Text:
Glenn Reynolds highlights some data from a blogger who shoots down the notion that the Iraq War contributed appreciably to our deficit problem—which is fair enough.

Then there’s this:

Do you see alarming deficits or trends from 2003 through 2007 in the above chart? No. In fact, the trend through 2007 is shrinking deficits. What you see is a significant upward tick in 2008, and then an explosion in 2009. Now, what might have happened between 2007 and 2008, and then 2009? Democrats taking over both houses of Congress, and then the presidency, was what happened. Republicans wrote the budgets for the fiscal years through 2007. Congressional Democrats wrote the budgets for FY 2008 and on.

This is just an uncommonly idiotic partisan reading of the relevant data. “What might have happened between 2007 and 2008, and then 2009”? Oh, I don’t know, maybe the most severe economic crisis in a half-century? Congressional Democrats just decided to write budgets with Brobdingnagian deficits because they felt like it?

Good grief.

Source material:
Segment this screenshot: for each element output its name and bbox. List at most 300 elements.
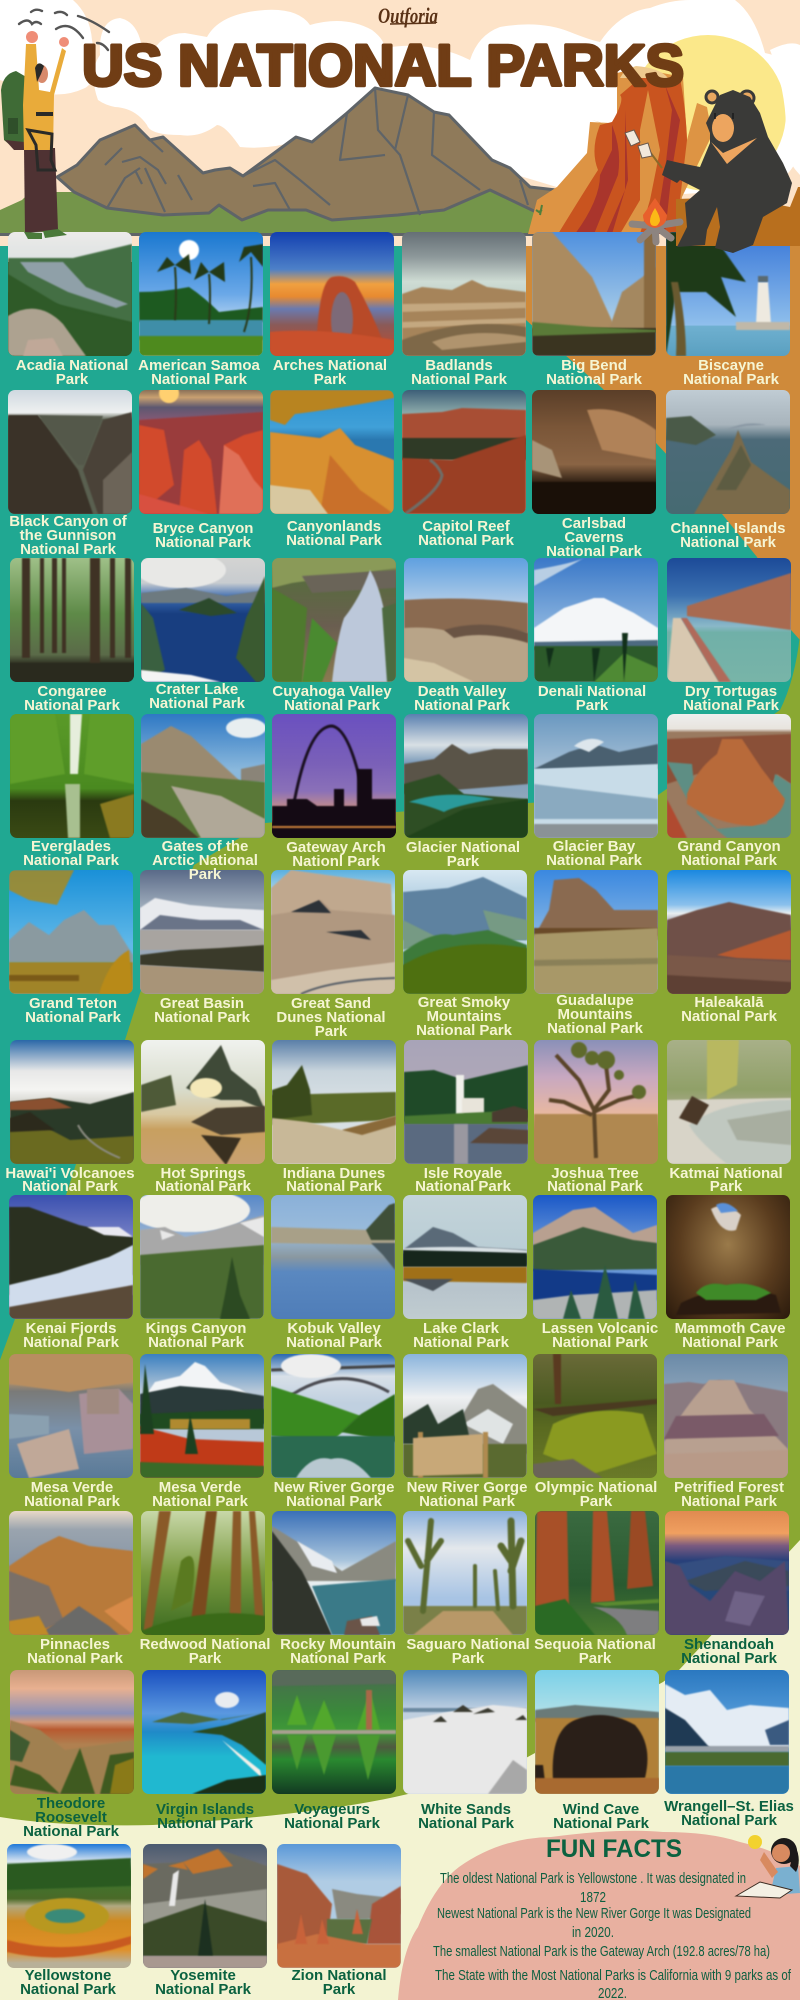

Written problem A: In the text on the Iraq War and the deficit, what event does the author offer to explain the deficits of 2008 and 2009?
Written problem B: Pick up the text on the Iraq War and the deficit after its final line, "Good grief."

Expected answer A: The most severe economic crisis in a half-century.

Expected answer B:
Listen: I think the Democratic Party is ripe for attacks over its utter lack of courage to do anything about entitlements and long-term debt. Yes, the healthcare law, as written, is paid for. But if it fails to rein in exploding healthcare costs, as I believe it will, then it will prove self-defeating on its own terms: that is, it will significantly expand access to care that grows ever-more expensive.

We’re still on the same disastrous course—a country living wildly beyond its means, consuming more than it produces—and the Obama-Reid-Pelosi triumvirate has shown no stomach for imposing the fiscal drawdown that will one day arrive, one way or another.

[See which industries donated the most to Pelosi's campaign.]

But the idea that we started down this course in November 2006 ... it takes a crack-like partisan narcotic to convince oneself of that.